Problem statement:
Only the lines holding the string "marker" are needed. Copy each one.

|---|

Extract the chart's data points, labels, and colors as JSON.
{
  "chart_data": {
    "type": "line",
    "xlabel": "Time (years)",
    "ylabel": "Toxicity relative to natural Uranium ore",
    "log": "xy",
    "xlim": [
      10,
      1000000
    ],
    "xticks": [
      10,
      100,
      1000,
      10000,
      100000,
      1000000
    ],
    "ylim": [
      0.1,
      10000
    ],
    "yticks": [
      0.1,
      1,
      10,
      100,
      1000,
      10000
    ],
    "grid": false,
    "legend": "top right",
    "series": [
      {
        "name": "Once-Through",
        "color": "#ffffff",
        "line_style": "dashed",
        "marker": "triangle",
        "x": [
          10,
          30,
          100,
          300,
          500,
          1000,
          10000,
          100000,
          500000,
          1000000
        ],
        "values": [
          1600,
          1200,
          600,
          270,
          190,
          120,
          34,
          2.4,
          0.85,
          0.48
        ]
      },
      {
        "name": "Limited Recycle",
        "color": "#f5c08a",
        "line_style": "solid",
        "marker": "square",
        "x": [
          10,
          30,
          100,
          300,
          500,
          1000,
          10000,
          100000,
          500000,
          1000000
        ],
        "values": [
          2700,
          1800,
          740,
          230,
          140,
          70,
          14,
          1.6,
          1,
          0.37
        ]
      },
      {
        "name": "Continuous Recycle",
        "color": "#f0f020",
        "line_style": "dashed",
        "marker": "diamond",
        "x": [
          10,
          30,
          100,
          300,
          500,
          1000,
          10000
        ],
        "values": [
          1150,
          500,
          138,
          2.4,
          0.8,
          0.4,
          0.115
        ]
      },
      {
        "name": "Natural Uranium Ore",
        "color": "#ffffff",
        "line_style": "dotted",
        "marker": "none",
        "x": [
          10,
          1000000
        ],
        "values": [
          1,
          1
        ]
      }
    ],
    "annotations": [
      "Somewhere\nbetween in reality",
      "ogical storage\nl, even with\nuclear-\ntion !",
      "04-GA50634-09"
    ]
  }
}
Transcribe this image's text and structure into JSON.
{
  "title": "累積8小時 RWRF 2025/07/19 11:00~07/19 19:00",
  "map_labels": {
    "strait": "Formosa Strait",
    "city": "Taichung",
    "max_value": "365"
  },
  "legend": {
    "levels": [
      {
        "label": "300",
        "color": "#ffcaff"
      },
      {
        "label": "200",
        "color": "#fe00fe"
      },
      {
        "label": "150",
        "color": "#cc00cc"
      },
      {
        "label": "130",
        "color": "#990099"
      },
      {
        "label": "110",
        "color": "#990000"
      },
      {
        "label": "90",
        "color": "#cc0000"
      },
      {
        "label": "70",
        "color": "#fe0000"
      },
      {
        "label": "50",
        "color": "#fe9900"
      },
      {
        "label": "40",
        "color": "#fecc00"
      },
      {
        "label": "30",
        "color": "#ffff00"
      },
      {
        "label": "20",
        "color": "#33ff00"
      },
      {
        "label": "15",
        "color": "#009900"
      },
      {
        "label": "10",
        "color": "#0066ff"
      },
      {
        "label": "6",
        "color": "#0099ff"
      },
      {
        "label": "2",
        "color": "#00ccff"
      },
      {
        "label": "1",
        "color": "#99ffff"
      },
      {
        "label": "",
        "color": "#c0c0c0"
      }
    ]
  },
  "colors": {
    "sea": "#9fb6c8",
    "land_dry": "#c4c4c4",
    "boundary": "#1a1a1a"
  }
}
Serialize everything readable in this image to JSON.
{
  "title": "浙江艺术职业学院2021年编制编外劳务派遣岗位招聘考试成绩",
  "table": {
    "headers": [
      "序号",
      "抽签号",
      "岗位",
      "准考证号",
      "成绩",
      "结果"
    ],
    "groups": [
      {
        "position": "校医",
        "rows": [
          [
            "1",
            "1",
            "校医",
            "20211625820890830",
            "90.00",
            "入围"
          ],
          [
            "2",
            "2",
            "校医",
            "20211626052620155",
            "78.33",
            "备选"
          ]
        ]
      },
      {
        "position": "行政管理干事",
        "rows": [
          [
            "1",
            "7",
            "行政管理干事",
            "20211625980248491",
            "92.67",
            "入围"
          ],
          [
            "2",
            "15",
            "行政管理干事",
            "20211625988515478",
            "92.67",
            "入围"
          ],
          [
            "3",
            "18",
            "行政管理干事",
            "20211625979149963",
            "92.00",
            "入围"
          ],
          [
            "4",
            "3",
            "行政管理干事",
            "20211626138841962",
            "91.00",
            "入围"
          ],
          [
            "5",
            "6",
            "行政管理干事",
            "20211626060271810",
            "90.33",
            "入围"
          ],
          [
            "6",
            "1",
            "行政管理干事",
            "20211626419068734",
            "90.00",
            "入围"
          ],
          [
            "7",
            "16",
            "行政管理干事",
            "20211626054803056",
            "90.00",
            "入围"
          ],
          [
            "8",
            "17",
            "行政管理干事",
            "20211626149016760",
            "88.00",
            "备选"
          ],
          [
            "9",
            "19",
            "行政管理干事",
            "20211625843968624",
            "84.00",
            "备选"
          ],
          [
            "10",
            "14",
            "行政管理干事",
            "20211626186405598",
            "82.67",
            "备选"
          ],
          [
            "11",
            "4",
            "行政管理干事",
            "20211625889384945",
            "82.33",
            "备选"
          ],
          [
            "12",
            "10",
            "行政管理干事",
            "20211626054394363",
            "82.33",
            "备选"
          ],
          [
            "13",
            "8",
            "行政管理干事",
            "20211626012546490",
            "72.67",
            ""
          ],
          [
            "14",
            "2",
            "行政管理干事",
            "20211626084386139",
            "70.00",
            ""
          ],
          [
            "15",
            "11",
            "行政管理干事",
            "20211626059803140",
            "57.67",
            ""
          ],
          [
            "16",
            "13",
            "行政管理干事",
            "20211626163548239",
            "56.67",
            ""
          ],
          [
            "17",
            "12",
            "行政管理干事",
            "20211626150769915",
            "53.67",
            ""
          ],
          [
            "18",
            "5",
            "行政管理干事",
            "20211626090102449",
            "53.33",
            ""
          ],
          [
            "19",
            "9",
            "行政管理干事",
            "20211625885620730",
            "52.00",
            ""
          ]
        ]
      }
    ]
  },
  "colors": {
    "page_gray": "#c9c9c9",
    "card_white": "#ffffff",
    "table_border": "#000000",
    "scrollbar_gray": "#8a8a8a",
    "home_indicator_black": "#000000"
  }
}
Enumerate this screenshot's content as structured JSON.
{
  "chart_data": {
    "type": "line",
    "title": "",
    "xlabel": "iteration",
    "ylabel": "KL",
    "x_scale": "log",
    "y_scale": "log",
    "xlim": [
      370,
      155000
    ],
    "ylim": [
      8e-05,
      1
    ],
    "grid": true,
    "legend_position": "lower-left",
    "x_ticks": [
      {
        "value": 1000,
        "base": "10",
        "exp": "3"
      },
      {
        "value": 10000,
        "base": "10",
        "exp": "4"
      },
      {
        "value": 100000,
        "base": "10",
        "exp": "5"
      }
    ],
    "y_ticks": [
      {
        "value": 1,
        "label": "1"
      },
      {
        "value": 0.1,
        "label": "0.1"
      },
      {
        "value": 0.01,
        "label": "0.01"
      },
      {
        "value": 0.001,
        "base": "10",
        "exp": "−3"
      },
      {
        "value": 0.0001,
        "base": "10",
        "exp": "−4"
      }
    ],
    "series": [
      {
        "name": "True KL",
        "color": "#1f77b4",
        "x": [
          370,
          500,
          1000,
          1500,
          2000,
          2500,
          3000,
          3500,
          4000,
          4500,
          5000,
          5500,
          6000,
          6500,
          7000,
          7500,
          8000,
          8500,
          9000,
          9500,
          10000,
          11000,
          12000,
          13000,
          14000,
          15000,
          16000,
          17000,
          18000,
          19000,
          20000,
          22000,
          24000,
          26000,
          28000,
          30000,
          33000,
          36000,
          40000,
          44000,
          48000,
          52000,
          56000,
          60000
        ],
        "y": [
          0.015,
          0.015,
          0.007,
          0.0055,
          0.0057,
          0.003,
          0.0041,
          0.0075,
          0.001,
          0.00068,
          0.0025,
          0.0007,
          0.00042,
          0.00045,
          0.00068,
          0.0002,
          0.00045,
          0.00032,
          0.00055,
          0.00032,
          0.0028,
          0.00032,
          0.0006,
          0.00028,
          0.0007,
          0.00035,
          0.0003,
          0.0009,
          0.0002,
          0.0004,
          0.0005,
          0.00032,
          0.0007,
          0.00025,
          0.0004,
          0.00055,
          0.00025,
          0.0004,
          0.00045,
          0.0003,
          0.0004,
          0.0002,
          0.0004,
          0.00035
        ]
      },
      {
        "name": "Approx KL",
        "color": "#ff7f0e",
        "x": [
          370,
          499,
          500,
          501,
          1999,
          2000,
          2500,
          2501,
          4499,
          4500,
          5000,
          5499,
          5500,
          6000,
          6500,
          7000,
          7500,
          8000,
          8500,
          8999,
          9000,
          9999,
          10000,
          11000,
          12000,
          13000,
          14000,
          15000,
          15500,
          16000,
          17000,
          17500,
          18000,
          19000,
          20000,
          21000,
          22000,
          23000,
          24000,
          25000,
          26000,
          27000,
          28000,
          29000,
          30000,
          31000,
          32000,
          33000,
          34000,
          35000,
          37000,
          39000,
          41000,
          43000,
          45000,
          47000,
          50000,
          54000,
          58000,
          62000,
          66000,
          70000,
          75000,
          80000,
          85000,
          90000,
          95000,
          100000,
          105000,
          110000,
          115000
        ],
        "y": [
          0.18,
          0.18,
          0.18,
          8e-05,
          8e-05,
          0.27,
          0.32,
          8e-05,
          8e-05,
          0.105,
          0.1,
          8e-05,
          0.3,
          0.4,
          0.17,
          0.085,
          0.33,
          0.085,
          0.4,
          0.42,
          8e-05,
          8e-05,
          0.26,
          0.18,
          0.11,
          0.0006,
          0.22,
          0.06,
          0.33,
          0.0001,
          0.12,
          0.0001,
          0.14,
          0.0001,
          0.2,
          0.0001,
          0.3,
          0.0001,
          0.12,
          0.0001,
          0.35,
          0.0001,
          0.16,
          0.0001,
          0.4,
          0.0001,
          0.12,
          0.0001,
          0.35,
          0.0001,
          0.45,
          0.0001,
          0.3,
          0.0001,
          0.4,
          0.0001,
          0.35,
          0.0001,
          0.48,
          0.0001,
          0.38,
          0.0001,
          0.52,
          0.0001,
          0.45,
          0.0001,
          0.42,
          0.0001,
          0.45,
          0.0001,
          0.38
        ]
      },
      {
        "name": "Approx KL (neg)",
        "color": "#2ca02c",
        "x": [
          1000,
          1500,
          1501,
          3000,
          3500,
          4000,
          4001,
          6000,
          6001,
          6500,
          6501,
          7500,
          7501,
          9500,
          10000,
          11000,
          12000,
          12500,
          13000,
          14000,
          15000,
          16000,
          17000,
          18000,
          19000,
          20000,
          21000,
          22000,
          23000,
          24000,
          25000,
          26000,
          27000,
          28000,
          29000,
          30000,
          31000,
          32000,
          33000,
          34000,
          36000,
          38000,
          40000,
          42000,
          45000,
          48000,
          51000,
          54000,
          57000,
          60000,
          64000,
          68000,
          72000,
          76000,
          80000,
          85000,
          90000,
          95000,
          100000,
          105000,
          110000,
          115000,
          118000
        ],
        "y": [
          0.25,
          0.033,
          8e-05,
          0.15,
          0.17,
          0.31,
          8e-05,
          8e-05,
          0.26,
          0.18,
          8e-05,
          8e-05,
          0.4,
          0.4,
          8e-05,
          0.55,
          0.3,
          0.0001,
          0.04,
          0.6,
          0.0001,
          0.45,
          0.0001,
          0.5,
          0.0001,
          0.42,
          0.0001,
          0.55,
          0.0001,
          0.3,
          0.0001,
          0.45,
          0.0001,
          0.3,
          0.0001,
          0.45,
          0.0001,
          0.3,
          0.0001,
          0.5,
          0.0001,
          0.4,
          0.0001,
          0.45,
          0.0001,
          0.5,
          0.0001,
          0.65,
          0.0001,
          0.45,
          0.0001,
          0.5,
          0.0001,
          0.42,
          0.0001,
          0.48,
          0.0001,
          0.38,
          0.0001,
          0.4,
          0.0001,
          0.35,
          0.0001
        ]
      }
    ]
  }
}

|---|

Answer in full:
        "marker": "triangle",
        "marker": "square",
        "marker": "diamond",
        "marker": "none",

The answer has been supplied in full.